** Problem statement **
Look through the entries below and count the lines with the word "label" in them; give only the number.

[Dataset records]
▬▬▬▬▬▬▬▬▬▬

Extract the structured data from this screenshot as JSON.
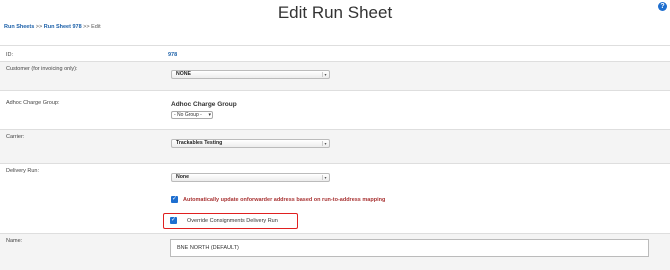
{
  "page": {
    "title": "Edit Run Sheet",
    "help_icon": "?"
  },
  "breadcrumb": {
    "item1": "Run Sheets",
    "sep1": " >> ",
    "item2": "Run Sheet 978",
    "sep2": " >> ",
    "current": "Edit"
  },
  "form": {
    "id": {
      "label": "ID:",
      "value": "978"
    },
    "customer": {
      "label": "Customer (for invoicing only):",
      "value": "NONE"
    },
    "adhoc": {
      "label": "Adhoc Charge Group:",
      "heading": "Adhoc Charge Group",
      "value": "- No Group -"
    },
    "carrier": {
      "label": "Carrier:",
      "value": "Trackables Testing"
    },
    "delivery_run": {
      "label": "Delivery Run:",
      "value": "None"
    },
    "auto_update": {
      "label": "Automatically update onforwarder address based on run-to-address mapping",
      "checked": true
    },
    "override": {
      "label": "Override Consignments Delivery Run",
      "checked": true
    },
    "name": {
      "label": "Name:",
      "value": "BNE NORTH (DEFAULT)"
    }
  },
  "colors": {
    "accent": "#1e6fd0",
    "highlight_border": "#e02020",
    "link": "#1a5fa8"
  }
}
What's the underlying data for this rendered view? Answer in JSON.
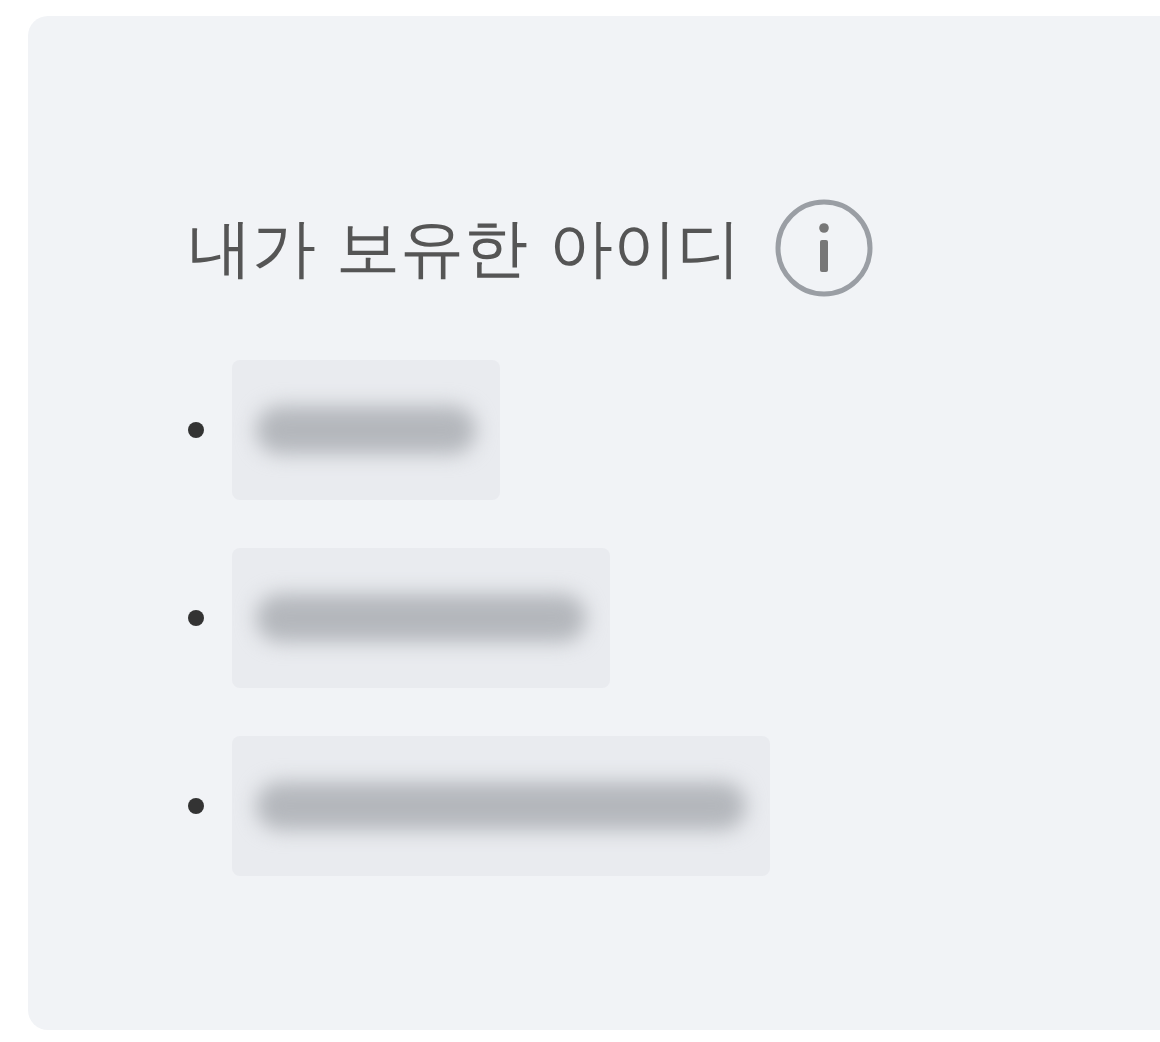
{
  "card": {
    "title": "내가 보유한 아이디",
    "items": [
      {
        "kind": "redacted"
      },
      {
        "kind": "redacted"
      },
      {
        "kind": "redacted"
      }
    ]
  }
}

▬▬▬▬▬▬▬▬▬▬

** In response **
8